◆ Aim: Which lines contain the word "name"? Return each of them as written.

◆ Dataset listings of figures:
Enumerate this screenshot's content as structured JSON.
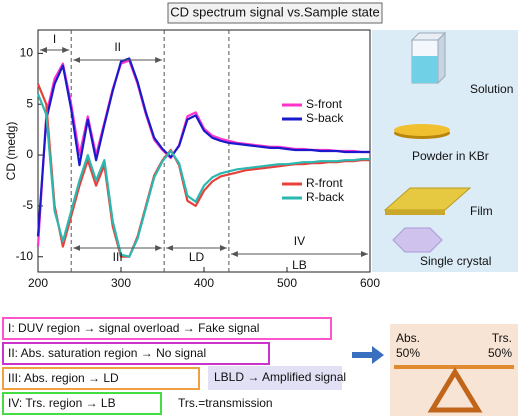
{
  "chart_data": {
    "type": "line",
    "title": "CD spectrum signal vs.Sample state",
    "y_label": "CD (medg)",
    "x": [
      200,
      210,
      220,
      230,
      240,
      250,
      260,
      270,
      280,
      290,
      300,
      310,
      320,
      330,
      340,
      350,
      360,
      370,
      380,
      390,
      400,
      410,
      420,
      430,
      440,
      450,
      460,
      470,
      480,
      490,
      500,
      510,
      520,
      530,
      540,
      550,
      560,
      570,
      580,
      590,
      600
    ],
    "series": [
      {
        "name": "S-front",
        "color": "#ff33cc",
        "values": [
          -9,
          4,
          7.5,
          9,
          5,
          0,
          3.8,
          0,
          3.2,
          6.5,
          9,
          9.3,
          7,
          4,
          1.5,
          0.5,
          -0.3,
          1,
          3.8,
          4.2,
          2.6,
          1.9,
          1.6,
          1.4,
          1.2,
          1.1,
          1,
          0.9,
          0.8,
          0.8,
          0.7,
          0.6,
          0.6,
          0.5,
          0.5,
          0.5,
          0.4,
          0.4,
          0.4,
          0.3,
          0.3
        ]
      },
      {
        "name": "S-back",
        "color": "#1a1acc",
        "values": [
          -8,
          3.5,
          7,
          8.8,
          4.5,
          -1,
          3.5,
          -0.5,
          3,
          6.3,
          9.2,
          9.5,
          7.2,
          4.2,
          1.7,
          0.6,
          -0.2,
          0.9,
          3.5,
          3.9,
          2.4,
          1.7,
          1.4,
          1.2,
          1.1,
          1,
          0.9,
          0.8,
          0.7,
          0.7,
          0.6,
          0.5,
          0.5,
          0.5,
          0.4,
          0.4,
          0.4,
          0.3,
          0.3,
          0.3,
          0.3
        ]
      },
      {
        "name": "R-front",
        "color": "#e8413c",
        "values": [
          7,
          5,
          -5,
          -9,
          -6,
          -3,
          -0.5,
          -3,
          -1,
          -7,
          -10,
          -10,
          -8,
          -5,
          -2,
          -0.5,
          0.5,
          -1,
          -4.5,
          -5,
          -3.5,
          -2.6,
          -2.1,
          -1.9,
          -1.7,
          -1.5,
          -1.4,
          -1.3,
          -1.2,
          -1.1,
          -1,
          -0.9,
          -0.9,
          -0.8,
          -0.8,
          -0.7,
          -0.7,
          -0.6,
          -0.6,
          -0.5,
          -0.5
        ]
      },
      {
        "name": "R-back",
        "color": "#2ab8b0",
        "values": [
          6,
          4,
          -5.5,
          -8.5,
          -5.5,
          -2.5,
          0,
          -2.5,
          -0.5,
          -6.5,
          -9.8,
          -10,
          -8.2,
          -5.2,
          -2.2,
          -0.6,
          0.4,
          -0.8,
          -4,
          -4.6,
          -3,
          -2.2,
          -1.8,
          -1.6,
          -1.4,
          -1.3,
          -1.2,
          -1.1,
          -1,
          -0.9,
          -0.9,
          -0.8,
          -0.7,
          -0.7,
          -0.6,
          -0.6,
          -0.6,
          -0.5,
          -0.5,
          -0.4,
          -0.4
        ]
      }
    ],
    "xlim": [
      200,
      600
    ],
    "xticks": [
      200,
      300,
      400,
      500,
      600
    ],
    "ylim": [
      -11.5,
      12.3
    ],
    "yticks": [
      -10,
      -5,
      0,
      5,
      10
    ],
    "dividers": [
      240,
      352,
      430
    ],
    "regions": [
      {
        "label": "I",
        "from": 200,
        "to": 240,
        "arrow": true
      },
      {
        "label": "II",
        "from": 240,
        "to": 352,
        "arrow": true
      },
      {
        "label": "III",
        "from": 240,
        "to": 352,
        "arrow": true
      },
      {
        "label": "LD",
        "from": 352,
        "to": 430,
        "arrow": true
      },
      {
        "label": "IV",
        "from": 430,
        "to": 600,
        "arrow": false
      },
      {
        "label": "LB",
        "from": 430,
        "to": 600,
        "arrow": true
      }
    ]
  },
  "samples": [
    "Solution",
    "Powder in KBr",
    "Film",
    "Single crystal"
  ],
  "notes": [
    "I: DUV region → signal overload → Fake signal",
    "II: Abs. saturation region → No signal",
    "III: Abs. region → LD",
    "LBLD → Amplified signal",
    "IV: Trs. region → LB",
    "Trs.=transmission"
  ],
  "balance": {
    "left": "Abs.",
    "left_value": "50%",
    "right": "Trs.",
    "right_value": "50%"
  }
}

◆ Result for this task:
        "name": "S-front",
        "name": "S-back",
        "name": "R-front",
        "name": "R-back",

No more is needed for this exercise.